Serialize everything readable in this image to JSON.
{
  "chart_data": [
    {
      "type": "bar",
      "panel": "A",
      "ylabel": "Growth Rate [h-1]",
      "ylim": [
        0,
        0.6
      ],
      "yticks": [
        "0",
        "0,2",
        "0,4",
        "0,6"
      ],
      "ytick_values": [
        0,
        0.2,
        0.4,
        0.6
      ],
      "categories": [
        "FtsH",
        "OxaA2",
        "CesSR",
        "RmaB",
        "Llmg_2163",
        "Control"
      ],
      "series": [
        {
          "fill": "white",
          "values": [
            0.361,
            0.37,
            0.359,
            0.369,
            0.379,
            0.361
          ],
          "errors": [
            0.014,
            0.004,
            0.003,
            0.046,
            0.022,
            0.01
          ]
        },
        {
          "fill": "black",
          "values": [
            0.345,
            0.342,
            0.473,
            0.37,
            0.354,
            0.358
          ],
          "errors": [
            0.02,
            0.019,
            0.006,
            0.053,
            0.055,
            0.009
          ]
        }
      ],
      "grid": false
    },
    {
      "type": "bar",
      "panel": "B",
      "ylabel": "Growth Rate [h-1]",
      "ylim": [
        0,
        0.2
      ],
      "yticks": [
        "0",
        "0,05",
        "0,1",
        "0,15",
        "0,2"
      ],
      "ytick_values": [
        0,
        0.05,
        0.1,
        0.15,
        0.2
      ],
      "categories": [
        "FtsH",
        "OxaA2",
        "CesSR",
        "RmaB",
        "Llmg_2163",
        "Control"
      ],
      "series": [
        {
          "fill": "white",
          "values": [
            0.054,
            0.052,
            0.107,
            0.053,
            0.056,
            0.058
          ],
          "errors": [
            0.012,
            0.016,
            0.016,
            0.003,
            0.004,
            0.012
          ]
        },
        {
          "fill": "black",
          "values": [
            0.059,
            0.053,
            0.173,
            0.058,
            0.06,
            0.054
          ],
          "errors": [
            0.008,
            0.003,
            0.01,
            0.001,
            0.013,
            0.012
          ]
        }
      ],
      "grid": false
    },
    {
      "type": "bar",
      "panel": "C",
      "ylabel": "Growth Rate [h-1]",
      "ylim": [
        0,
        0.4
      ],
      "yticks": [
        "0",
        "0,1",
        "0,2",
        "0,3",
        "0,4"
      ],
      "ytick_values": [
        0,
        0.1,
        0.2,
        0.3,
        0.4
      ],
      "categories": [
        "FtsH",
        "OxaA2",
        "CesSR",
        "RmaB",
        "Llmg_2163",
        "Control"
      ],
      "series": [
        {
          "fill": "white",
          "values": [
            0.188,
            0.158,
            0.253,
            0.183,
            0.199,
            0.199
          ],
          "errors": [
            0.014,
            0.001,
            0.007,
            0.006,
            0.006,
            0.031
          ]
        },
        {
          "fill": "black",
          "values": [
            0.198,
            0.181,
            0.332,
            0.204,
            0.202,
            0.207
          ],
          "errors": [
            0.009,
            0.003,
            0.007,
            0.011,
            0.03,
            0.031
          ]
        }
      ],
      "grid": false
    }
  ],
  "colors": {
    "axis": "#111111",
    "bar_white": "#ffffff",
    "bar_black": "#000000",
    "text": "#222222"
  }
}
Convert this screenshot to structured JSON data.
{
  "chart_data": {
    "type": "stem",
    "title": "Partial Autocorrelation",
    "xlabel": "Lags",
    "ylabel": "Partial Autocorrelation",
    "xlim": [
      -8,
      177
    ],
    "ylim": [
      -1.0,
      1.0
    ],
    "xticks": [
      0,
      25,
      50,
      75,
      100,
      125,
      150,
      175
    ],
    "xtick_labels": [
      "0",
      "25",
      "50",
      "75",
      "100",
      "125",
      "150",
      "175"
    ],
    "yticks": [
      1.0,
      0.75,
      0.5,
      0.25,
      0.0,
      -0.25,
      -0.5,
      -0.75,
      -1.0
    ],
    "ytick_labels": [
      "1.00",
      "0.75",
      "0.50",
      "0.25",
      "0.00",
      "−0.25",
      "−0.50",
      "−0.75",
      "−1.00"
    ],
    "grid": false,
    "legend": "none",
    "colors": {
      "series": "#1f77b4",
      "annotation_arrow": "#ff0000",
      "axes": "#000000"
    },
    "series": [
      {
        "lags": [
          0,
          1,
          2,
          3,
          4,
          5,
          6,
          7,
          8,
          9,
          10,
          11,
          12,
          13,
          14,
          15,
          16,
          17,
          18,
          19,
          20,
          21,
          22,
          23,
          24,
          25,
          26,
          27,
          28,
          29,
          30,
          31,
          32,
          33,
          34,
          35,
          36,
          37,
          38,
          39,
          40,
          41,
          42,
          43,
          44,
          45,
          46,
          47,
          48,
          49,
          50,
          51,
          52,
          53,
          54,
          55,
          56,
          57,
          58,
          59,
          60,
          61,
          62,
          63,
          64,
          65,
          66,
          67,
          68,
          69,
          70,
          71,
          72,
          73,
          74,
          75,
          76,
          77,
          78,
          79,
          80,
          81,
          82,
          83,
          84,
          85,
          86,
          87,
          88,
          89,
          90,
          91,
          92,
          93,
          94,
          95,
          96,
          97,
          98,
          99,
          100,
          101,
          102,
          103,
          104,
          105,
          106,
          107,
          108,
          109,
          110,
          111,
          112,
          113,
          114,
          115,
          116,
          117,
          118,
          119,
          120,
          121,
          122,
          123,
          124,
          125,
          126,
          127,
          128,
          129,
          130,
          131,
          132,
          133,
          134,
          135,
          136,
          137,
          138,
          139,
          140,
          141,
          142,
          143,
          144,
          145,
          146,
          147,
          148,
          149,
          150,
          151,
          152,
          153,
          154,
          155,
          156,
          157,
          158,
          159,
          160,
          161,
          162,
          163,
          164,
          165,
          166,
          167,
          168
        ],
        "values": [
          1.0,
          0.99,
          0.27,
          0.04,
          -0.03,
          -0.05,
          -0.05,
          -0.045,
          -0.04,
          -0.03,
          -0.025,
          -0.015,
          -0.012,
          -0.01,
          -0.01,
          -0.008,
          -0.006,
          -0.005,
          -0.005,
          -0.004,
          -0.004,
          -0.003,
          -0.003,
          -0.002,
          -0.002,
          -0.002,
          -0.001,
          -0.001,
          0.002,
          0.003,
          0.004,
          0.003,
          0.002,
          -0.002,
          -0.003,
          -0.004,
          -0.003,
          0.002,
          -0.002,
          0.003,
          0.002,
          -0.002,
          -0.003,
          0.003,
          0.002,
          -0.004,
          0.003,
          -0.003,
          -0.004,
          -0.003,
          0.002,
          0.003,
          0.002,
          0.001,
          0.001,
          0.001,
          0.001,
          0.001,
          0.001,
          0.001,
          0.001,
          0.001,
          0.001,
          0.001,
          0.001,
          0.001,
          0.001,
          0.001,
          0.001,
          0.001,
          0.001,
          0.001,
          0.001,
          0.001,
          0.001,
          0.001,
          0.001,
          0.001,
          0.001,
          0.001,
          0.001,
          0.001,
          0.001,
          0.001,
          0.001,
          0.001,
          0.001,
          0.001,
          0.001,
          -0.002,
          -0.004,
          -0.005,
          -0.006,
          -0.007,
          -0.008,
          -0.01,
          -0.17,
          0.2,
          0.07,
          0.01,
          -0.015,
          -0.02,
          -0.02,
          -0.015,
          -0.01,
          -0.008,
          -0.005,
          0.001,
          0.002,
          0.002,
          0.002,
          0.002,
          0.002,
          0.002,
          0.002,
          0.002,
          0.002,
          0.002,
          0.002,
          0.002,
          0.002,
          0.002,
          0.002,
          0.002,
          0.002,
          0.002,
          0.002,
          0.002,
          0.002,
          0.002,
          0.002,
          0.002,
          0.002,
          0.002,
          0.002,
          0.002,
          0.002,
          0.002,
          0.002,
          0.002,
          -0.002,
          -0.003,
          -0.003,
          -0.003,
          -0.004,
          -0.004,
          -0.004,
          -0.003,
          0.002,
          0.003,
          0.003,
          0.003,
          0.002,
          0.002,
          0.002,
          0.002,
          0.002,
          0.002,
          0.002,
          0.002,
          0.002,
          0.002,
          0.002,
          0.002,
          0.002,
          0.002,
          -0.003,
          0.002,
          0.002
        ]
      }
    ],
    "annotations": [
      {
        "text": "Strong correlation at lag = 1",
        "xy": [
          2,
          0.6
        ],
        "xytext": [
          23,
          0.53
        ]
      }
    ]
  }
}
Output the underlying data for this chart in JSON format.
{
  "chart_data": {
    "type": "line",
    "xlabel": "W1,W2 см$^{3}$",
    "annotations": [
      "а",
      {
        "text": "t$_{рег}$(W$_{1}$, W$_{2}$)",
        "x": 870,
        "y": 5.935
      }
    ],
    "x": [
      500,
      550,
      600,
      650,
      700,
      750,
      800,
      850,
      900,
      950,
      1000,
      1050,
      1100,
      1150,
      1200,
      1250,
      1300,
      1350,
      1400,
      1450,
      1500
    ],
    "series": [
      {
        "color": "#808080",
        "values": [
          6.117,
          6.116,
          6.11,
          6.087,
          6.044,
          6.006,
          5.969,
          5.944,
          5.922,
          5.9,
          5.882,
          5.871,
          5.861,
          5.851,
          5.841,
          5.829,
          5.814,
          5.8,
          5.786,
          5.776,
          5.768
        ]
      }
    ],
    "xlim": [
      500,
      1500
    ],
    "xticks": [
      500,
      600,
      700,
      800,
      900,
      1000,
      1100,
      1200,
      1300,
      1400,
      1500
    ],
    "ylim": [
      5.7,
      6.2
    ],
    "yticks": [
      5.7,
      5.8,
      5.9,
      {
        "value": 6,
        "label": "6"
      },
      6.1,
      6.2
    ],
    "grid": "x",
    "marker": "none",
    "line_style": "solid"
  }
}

Exercise details: Search the records for the word "JSON". Copy every line that has it.

Complete response:
Serialize everything readable in this image to JSON.
Convert this screenshot to structured JSON data.
Output the underlying data for this chart in JSON format.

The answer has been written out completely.